== Work task ==
Every line of the material below that holds the string "épidémiologiques" should be copied.

+ + +

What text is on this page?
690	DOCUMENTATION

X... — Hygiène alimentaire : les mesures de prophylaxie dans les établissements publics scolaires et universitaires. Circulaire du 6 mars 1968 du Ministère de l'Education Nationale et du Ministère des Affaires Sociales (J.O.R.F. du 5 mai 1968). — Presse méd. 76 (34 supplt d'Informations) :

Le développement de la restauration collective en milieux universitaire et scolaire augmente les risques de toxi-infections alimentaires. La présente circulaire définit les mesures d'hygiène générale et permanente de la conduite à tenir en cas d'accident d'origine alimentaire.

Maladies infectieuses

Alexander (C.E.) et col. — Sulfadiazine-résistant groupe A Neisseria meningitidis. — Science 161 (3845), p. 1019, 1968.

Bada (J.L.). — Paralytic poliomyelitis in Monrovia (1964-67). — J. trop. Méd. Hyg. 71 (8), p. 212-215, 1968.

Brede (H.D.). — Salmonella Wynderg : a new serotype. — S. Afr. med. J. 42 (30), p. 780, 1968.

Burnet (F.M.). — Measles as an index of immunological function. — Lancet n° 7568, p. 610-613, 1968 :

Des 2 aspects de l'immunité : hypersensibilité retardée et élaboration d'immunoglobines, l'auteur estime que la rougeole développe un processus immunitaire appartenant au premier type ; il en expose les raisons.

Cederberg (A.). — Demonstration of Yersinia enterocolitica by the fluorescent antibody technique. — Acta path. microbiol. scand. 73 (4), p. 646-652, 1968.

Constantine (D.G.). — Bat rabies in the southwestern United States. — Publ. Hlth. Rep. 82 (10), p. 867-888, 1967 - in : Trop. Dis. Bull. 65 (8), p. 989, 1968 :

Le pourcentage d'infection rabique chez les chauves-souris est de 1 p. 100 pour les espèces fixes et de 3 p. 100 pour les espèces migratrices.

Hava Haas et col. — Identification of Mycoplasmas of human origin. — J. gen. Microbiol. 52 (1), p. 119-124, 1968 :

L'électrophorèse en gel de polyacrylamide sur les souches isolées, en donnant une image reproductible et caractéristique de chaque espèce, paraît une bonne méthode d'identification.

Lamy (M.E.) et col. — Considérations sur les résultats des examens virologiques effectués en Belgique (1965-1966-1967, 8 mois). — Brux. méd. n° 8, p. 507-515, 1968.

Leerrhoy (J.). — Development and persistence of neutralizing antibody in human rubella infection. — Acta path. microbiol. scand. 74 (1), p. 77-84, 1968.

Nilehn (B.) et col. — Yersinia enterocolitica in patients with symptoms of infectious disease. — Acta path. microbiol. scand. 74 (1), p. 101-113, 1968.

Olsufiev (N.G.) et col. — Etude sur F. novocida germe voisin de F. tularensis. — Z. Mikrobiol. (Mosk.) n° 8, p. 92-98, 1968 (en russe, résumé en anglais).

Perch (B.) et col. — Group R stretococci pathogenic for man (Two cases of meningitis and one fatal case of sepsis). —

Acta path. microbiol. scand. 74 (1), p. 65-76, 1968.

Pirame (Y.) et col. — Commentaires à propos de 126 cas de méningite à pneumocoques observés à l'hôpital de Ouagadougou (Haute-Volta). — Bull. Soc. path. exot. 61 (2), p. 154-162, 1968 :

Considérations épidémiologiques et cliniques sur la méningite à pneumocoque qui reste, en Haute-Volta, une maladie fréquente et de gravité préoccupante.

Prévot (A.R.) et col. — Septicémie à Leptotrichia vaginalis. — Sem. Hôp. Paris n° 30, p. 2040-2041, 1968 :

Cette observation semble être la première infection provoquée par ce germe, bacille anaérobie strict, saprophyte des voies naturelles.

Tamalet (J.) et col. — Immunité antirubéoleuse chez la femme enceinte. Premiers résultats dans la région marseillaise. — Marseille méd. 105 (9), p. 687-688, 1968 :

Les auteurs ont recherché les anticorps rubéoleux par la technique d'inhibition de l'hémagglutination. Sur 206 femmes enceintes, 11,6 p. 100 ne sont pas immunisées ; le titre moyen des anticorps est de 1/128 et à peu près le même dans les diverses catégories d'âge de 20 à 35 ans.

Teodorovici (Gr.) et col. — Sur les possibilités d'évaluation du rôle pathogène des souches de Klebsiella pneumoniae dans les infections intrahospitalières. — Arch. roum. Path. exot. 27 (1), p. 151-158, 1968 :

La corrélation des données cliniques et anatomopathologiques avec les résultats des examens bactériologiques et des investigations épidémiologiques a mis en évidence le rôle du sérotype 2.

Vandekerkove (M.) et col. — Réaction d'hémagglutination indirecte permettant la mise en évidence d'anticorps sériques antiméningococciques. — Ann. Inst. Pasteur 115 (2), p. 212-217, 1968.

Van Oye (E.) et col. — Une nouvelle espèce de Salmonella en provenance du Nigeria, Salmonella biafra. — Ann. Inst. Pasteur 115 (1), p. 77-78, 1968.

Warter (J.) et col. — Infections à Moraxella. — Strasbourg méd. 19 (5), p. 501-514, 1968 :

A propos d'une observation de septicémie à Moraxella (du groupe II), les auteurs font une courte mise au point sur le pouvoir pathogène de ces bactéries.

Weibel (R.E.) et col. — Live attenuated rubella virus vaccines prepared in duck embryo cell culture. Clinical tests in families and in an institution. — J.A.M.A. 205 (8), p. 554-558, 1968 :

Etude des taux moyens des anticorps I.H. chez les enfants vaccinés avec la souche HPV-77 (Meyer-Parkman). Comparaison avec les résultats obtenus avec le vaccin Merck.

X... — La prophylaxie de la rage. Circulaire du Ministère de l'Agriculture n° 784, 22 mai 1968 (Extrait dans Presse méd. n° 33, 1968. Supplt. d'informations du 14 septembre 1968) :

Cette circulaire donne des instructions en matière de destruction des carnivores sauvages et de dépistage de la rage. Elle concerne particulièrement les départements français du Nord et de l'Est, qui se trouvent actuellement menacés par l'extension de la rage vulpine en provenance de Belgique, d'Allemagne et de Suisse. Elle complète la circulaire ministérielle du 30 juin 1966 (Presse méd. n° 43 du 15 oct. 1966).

+ + +

== Output ==
Considérations épidémiologiques et cliniques sur la méningite à pneumocoque qui reste, en Haute-Volta, une maladie fréquente et de gravité préoccupante.
La corrélation des données cliniques et anatomopathologiques avec les résultats des examens bactériologiques et des investigations épidémiologiques a mis en évidence le rôle du sérotype 2.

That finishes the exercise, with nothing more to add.